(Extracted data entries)
┄┄┄┄┄┄

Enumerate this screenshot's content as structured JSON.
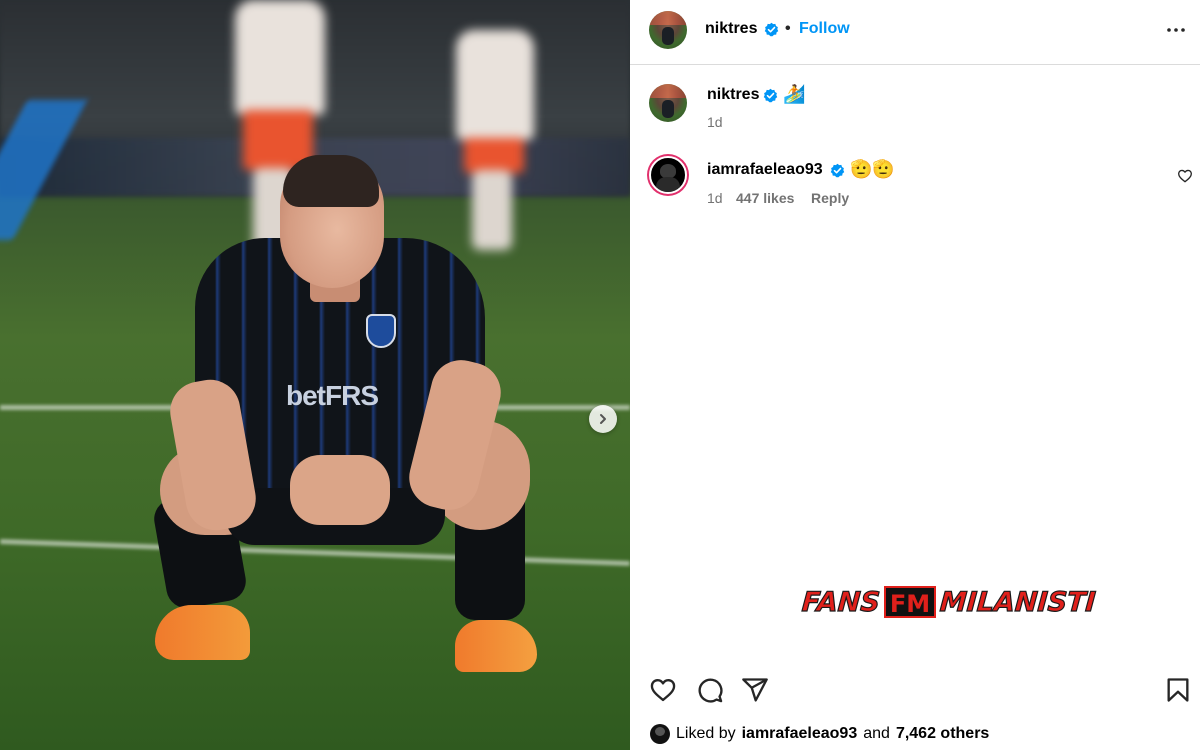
{
  "post": {
    "author": "niktres",
    "follow_label": "Follow",
    "separator": "•"
  },
  "caption": {
    "username": "niktres",
    "emoji": "🏄",
    "time": "1d"
  },
  "comments": [
    {
      "username": "iamrafaeleao93",
      "emoji": "🫡🫡",
      "time": "1d",
      "likes": "447 likes",
      "reply_label": "Reply"
    }
  ],
  "photo": {
    "jersey_text": "betFRS"
  },
  "watermark": {
    "left": "FANS",
    "box": "FM",
    "right": "MILANISTI"
  },
  "likes": {
    "prefix": "Liked by",
    "user": "iamrafaeleao93",
    "middle": "and",
    "others": "7,462 others"
  },
  "icons": {
    "more": "more-horizontal-icon",
    "verified": "verified-badge-icon",
    "like": "heart-icon",
    "comment": "comment-icon",
    "share": "send-icon",
    "save": "bookmark-icon",
    "next": "chevron-right-icon"
  },
  "colors": {
    "link_blue": "#0095f6",
    "verified_blue": "#0095f6",
    "muted_text": "#737373",
    "watermark_red": "#e0201b"
  }
}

┄┄┄┄┄┄

*Exercise*
List each line holding the string "username".

*Full answer*
    "username": "niktres",
      "username": "iamrafaeleao93",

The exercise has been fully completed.